(Exercise goal) The listing beneath should be written out in full, exactly as shown.

(Material for the task)
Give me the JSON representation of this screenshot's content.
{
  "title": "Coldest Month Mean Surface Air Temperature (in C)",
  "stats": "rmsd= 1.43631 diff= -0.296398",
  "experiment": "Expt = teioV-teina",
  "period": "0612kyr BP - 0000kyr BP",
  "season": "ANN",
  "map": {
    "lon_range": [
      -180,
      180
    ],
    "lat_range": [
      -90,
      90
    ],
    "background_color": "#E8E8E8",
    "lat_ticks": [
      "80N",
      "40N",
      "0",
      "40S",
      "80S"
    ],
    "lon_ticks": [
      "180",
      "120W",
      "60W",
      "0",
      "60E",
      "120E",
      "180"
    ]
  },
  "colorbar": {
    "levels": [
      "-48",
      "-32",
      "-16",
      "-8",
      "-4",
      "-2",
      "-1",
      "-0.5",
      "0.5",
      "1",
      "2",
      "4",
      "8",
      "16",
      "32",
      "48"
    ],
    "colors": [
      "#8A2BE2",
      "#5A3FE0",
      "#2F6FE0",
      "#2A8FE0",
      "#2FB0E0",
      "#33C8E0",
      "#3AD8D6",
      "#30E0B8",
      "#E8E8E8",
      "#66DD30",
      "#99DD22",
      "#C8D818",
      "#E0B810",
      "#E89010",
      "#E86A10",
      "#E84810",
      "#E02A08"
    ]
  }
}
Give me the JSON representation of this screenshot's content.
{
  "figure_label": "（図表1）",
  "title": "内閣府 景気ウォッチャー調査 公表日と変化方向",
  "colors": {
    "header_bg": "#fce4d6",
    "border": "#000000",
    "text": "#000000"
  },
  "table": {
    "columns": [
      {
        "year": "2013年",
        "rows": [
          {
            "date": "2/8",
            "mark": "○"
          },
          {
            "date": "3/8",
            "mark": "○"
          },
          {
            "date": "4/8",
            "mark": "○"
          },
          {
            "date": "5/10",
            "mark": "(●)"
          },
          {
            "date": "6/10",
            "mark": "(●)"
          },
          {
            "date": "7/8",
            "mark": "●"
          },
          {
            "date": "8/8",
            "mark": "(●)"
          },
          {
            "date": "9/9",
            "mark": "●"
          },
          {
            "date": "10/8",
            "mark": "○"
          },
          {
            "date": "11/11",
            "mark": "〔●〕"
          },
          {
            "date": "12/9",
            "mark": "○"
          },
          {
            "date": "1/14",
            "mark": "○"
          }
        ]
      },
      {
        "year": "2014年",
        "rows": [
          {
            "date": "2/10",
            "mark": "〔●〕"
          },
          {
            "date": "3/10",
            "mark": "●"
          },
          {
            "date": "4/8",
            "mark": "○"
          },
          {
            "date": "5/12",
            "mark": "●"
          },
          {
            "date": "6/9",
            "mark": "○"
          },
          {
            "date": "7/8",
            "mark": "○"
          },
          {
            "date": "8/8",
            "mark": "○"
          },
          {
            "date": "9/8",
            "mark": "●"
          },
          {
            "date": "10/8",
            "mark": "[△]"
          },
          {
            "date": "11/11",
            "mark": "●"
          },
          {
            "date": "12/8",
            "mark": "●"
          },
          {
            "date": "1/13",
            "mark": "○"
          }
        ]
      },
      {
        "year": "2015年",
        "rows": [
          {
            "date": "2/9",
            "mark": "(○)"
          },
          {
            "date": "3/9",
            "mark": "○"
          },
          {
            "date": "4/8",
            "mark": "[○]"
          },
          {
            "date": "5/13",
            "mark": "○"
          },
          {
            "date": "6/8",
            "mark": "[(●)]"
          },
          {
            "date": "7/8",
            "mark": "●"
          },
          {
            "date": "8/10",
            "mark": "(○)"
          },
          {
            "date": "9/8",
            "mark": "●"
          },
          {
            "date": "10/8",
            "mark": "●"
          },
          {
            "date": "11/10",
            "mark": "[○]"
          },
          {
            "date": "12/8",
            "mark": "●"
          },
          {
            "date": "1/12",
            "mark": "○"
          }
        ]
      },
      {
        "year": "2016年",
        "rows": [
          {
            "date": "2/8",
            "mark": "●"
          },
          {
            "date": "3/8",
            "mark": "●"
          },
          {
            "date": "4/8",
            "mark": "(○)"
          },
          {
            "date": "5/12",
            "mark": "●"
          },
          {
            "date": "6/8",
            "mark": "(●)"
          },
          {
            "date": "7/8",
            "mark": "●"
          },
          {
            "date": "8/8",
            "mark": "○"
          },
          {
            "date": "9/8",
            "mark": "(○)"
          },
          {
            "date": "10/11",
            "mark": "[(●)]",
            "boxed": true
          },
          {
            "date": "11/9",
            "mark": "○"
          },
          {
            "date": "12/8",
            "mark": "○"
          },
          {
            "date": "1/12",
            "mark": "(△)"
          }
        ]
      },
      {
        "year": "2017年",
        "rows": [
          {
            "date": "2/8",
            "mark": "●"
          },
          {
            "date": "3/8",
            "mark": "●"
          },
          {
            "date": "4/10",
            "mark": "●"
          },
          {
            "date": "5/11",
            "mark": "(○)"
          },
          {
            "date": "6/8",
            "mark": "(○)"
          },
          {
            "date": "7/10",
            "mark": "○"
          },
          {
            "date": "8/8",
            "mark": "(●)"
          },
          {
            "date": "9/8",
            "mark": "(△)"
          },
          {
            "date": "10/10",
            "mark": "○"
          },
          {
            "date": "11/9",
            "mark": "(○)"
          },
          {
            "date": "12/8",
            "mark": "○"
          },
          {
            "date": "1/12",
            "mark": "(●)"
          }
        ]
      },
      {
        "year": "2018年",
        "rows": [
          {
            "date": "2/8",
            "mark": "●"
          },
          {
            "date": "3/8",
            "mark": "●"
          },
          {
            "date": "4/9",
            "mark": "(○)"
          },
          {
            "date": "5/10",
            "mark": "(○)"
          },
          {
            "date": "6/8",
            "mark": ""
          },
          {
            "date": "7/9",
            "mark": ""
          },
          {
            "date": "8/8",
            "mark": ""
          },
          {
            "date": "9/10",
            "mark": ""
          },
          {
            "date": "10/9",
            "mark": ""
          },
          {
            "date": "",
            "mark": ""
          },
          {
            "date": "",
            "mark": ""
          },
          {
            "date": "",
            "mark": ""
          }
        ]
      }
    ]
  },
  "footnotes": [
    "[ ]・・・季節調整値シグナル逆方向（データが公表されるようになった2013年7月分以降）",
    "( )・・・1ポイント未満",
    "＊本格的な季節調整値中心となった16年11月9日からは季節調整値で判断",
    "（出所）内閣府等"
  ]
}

(The solution)
Give me the JSON representation of this screenshot's content.
{
  "title": "Coldest Month Mean Surface Air Temperature (in C)",
  "stats": "rmsd= 1.43631 diff= -0.296398",
  "experiment": "Expt = teioV-teina",
  "period": "0612kyr BP - 0000kyr BP",
  "season": "ANN",
  "map": {
    "lon_range": [
      -180,
      180
    ],
    "lat_range": [
      -90,
      90
    ],
    "background_color": "#E8E8E8",
    "lat_ticks": [
      "80N",
      "40N",
      "0",
      "40S",
      "80S"
    ],
    "lon_ticks": [
      "180",
      "120W",
      "60W",
      "0",
      "60E",
      "120E",
      "180"
    ]
  },
  "colorbar": {
    "levels": [
      "-48",
      "-32",
      "-16",
      "-8",
      "-4",
      "-2",
      "-1",
      "-0.5",
      "0.5",
      "1",
      "2",
      "4",
      "8",
      "16",
      "32",
      "48"
    ],
    "colors": [
      "#8A2BE2",
      "#5A3FE0",
      "#2F6FE0",
      "#2A8FE0",
      "#2FB0E0",
      "#33C8E0",
      "#3AD8D6",
      "#30E0B8",
      "#E8E8E8",
      "#66DD30",
      "#99DD22",
      "#C8D818",
      "#E0B810",
      "#E89010",
      "#E86A10",
      "#E84810",
      "#E02A08"
    ]
  }
}
Give me the JSON representation of this screenshot's content.
{
  "figure_label": "（図表1）",
  "title": "内閣府 景気ウォッチャー調査 公表日と変化方向",
  "colors": {
    "header_bg": "#fce4d6",
    "border": "#000000",
    "text": "#000000"
  },
  "table": {
    "columns": [
      {
        "year": "2013年",
        "rows": [
          {
            "date": "2/8",
            "mark": "○"
          },
          {
            "date": "3/8",
            "mark": "○"
          },
          {
            "date": "4/8",
            "mark": "○"
          },
          {
            "date": "5/10",
            "mark": "(●)"
          },
          {
            "date": "6/10",
            "mark": "(●)"
          },
          {
            "date": "7/8",
            "mark": "●"
          },
          {
            "date": "8/8",
            "mark": "(●)"
          },
          {
            "date": "9/9",
            "mark": "●"
          },
          {
            "date": "10/8",
            "mark": "○"
          },
          {
            "date": "11/11",
            "mark": "〔●〕"
          },
          {
            "date": "12/9",
            "mark": "○"
          },
          {
            "date": "1/14",
            "mark": "○"
          }
        ]
      },
      {
        "year": "2014年",
        "rows": [
          {
            "date": "2/10",
            "mark": "〔●〕"
          },
          {
            "date": "3/10",
            "mark": "●"
          },
          {
            "date": "4/8",
            "mark": "○"
          },
          {
            "date": "5/12",
            "mark": "●"
          },
          {
            "date": "6/9",
            "mark": "○"
          },
          {
            "date": "7/8",
            "mark": "○"
          },
          {
            "date": "8/8",
            "mark": "○"
          },
          {
            "date": "9/8",
            "mark": "●"
          },
          {
            "date": "10/8",
            "mark": "[△]"
          },
          {
            "date": "11/11",
            "mark": "●"
          },
          {
            "date": "12/8",
            "mark": "●"
          },
          {
            "date": "1/13",
            "mark": "○"
          }
        ]
      },
      {
        "year": "2015年",
        "rows": [
          {
            "date": "2/9",
            "mark": "(○)"
          },
          {
            "date": "3/9",
            "mark": "○"
          },
          {
            "date": "4/8",
            "mark": "[○]"
          },
          {
            "date": "5/13",
            "mark": "○"
          },
          {
            "date": "6/8",
            "mark": "[(●)]"
          },
          {
            "date": "7/8",
            "mark": "●"
          },
          {
            "date": "8/10",
            "mark": "(○)"
          },
          {
            "date": "9/8",
            "mark": "●"
          },
          {
            "date": "10/8",
            "mark": "●"
          },
          {
            "date": "11/10",
            "mark": "[○]"
          },
          {
            "date": "12/8",
            "mark": "●"
          },
          {
            "date": "1/12",
            "mark": "○"
          }
        ]
      },
      {
        "year": "2016年",
        "rows": [
          {
            "date": "2/8",
            "mark": "●"
          },
          {
            "date": "3/8",
            "mark": "●"
          },
          {
            "date": "4/8",
            "mark": "(○)"
          },
          {
            "date": "5/12",
            "mark": "●"
          },
          {
            "date": "6/8",
            "mark": "(●)"
          },
          {
            "date": "7/8",
            "mark": "●"
          },
          {
            "date": "8/8",
            "mark": "○"
          },
          {
            "date": "9/8",
            "mark": "(○)"
          },
          {
            "date": "10/11",
            "mark": "[(●)]",
            "boxed": true
          },
          {
            "date": "11/9",
            "mark": "○"
          },
          {
            "date": "12/8",
            "mark": "○"
          },
          {
            "date": "1/12",
            "mark": "(△)"
          }
        ]
      },
      {
        "year": "2017年",
        "rows": [
          {
            "date": "2/8",
            "mark": "●"
          },
          {
            "date": "3/8",
            "mark": "●"
          },
          {
            "date": "4/10",
            "mark": "●"
          },
          {
            "date": "5/11",
            "mark": "(○)"
          },
          {
            "date": "6/8",
            "mark": "(○)"
          },
          {
            "date": "7/10",
            "mark": "○"
          },
          {
            "date": "8/8",
            "mark": "(●)"
          },
          {
            "date": "9/8",
            "mark": "(△)"
          },
          {
            "date": "10/10",
            "mark": "○"
          },
          {
            "date": "11/9",
            "mark": "(○)"
          },
          {
            "date": "12/8",
            "mark": "○"
          },
          {
            "date": "1/12",
            "mark": "(●)"
          }
        ]
      },
      {
        "year": "2018年",
        "rows": [
          {
            "date": "2/8",
            "mark": "●"
          },
          {
            "date": "3/8",
            "mark": "●"
          },
          {
            "date": "4/9",
            "mark": "(○)"
          },
          {
            "date": "5/10",
            "mark": "(○)"
          },
          {
            "date": "6/8",
            "mark": ""
          },
          {
            "date": "7/9",
            "mark": ""
          },
          {
            "date": "8/8",
            "mark": ""
          },
          {
            "date": "9/10",
            "mark": ""
          },
          {
            "date": "10/9",
            "mark": ""
          },
          {
            "date": "",
            "mark": ""
          },
          {
            "date": "",
            "mark": ""
          },
          {
            "date": "",
            "mark": ""
          }
        ]
      }
    ]
  },
  "footnotes": [
    "[ ]・・・季節調整値シグナル逆方向（データが公表されるようになった2013年7月分以降）",
    "( )・・・1ポイント未満",
    "＊本格的な季節調整値中心となった16年11月9日からは季節調整値で判断",
    "（出所）内閣府等"
  ]
}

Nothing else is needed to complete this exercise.